Dataset entries
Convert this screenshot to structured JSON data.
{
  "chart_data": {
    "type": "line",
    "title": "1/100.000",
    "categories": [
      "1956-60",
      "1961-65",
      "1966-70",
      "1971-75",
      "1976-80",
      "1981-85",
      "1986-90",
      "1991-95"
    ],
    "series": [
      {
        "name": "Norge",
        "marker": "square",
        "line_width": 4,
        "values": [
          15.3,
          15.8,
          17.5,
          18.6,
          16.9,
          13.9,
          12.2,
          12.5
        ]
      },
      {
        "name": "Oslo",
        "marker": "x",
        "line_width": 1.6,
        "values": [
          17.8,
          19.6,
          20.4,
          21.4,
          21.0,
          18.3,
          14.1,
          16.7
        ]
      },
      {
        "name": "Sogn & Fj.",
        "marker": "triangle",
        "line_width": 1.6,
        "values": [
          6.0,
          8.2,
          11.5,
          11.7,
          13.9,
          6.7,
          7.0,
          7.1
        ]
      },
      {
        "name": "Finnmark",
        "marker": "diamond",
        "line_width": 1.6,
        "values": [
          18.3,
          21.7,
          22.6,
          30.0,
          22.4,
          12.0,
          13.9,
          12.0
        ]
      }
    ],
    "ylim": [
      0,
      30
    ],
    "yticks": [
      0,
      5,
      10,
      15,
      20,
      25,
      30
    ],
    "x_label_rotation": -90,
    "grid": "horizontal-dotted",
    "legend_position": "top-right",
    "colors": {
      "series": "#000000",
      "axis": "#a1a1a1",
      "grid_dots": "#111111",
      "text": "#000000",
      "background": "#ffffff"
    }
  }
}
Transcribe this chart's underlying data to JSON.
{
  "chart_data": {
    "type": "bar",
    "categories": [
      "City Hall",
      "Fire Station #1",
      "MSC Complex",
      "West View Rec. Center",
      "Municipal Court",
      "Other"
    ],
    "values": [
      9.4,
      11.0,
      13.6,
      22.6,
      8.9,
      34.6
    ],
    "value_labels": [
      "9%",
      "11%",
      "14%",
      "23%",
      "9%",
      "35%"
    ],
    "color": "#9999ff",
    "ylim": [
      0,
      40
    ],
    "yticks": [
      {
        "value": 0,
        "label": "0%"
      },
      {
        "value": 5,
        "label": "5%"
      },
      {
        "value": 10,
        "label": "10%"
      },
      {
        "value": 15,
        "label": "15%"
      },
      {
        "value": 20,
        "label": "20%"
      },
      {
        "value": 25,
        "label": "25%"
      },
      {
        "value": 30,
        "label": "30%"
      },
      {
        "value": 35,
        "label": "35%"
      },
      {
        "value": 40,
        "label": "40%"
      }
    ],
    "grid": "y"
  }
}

▸ **Direction**
Here, the records must be output exactly and in full.

▸ **Written answer**
Convert this screenshot to structured JSON data.
{
  "chart_data": {
    "type": "line",
    "title": "1/100.000",
    "categories": [
      "1956-60",
      "1961-65",
      "1966-70",
      "1971-75",
      "1976-80",
      "1981-85",
      "1986-90",
      "1991-95"
    ],
    "series": [
      {
        "name": "Norge",
        "marker": "square",
        "line_width": 4,
        "values": [
          15.3,
          15.8,
          17.5,
          18.6,
          16.9,
          13.9,
          12.2,
          12.5
        ]
      },
      {
        "name": "Oslo",
        "marker": "x",
        "line_width": 1.6,
        "values": [
          17.8,
          19.6,
          20.4,
          21.4,
          21.0,
          18.3,
          14.1,
          16.7
        ]
      },
      {
        "name": "Sogn & Fj.",
        "marker": "triangle",
        "line_width": 1.6,
        "values": [
          6.0,
          8.2,
          11.5,
          11.7,
          13.9,
          6.7,
          7.0,
          7.1
        ]
      },
      {
        "name": "Finnmark",
        "marker": "diamond",
        "line_width": 1.6,
        "values": [
          18.3,
          21.7,
          22.6,
          30.0,
          22.4,
          12.0,
          13.9,
          12.0
        ]
      }
    ],
    "ylim": [
      0,
      30
    ],
    "yticks": [
      0,
      5,
      10,
      15,
      20,
      25,
      30
    ],
    "x_label_rotation": -90,
    "grid": "horizontal-dotted",
    "legend_position": "top-right",
    "colors": {
      "series": "#000000",
      "axis": "#a1a1a1",
      "grid_dots": "#111111",
      "text": "#000000",
      "background": "#ffffff"
    }
  }
}
Transcribe this chart's underlying data to JSON.
{
  "chart_data": {
    "type": "bar",
    "categories": [
      "City Hall",
      "Fire Station #1",
      "MSC Complex",
      "West View Rec. Center",
      "Municipal Court",
      "Other"
    ],
    "values": [
      9.4,
      11.0,
      13.6,
      22.6,
      8.9,
      34.6
    ],
    "value_labels": [
      "9%",
      "11%",
      "14%",
      "23%",
      "9%",
      "35%"
    ],
    "color": "#9999ff",
    "ylim": [
      0,
      40
    ],
    "yticks": [
      {
        "value": 0,
        "label": "0%"
      },
      {
        "value": 5,
        "label": "5%"
      },
      {
        "value": 10,
        "label": "10%"
      },
      {
        "value": 15,
        "label": "15%"
      },
      {
        "value": 20,
        "label": "20%"
      },
      {
        "value": 25,
        "label": "25%"
      },
      {
        "value": 30,
        "label": "30%"
      },
      {
        "value": 35,
        "label": "35%"
      },
      {
        "value": 40,
        "label": "40%"
      }
    ],
    "grid": "y"
  }
}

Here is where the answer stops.